Reproduce all of the data exactly, with no line skipped.

_ _ _ _ _ _ _

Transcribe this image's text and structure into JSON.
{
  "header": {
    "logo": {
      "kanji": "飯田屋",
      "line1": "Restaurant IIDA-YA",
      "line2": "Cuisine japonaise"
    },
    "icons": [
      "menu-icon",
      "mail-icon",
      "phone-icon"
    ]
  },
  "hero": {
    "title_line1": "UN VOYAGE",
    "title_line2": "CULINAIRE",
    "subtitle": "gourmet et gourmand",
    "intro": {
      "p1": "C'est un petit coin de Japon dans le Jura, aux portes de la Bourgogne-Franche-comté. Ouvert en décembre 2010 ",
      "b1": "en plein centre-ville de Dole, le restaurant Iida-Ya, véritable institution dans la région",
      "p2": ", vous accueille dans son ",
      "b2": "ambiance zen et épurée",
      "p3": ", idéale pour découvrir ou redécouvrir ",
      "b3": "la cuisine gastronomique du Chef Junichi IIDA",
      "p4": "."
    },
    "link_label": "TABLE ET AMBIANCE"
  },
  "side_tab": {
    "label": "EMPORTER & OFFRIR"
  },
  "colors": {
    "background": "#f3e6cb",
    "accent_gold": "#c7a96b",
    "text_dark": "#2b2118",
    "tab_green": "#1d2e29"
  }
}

_ _ _ _ _ _ _

▸ TASK RESPONSE:
Transcribe this image's text and structure into JSON.
{
  "header": {
    "logo": {
      "kanji": "飯田屋",
      "line1": "Restaurant IIDA-YA",
      "line2": "Cuisine japonaise"
    },
    "icons": [
      "menu-icon",
      "mail-icon",
      "phone-icon"
    ]
  },
  "hero": {
    "title_line1": "UN VOYAGE",
    "title_line2": "CULINAIRE",
    "subtitle": "gourmet et gourmand",
    "intro": {
      "p1": "C'est un petit coin de Japon dans le Jura, aux portes de la Bourgogne-Franche-comté. Ouvert en décembre 2010 ",
      "b1": "en plein centre-ville de Dole, le restaurant Iida-Ya, véritable institution dans la région",
      "p2": ", vous accueille dans son ",
      "b2": "ambiance zen et épurée",
      "p3": ", idéale pour découvrir ou redécouvrir ",
      "b3": "la cuisine gastronomique du Chef Junichi IIDA",
      "p4": "."
    },
    "link_label": "TABLE ET AMBIANCE"
  },
  "side_tab": {
    "label": "EMPORTER & OFFRIR"
  },
  "colors": {
    "background": "#f3e6cb",
    "accent_gold": "#c7a96b",
    "text_dark": "#2b2118",
    "tab_green": "#1d2e29"
  }
}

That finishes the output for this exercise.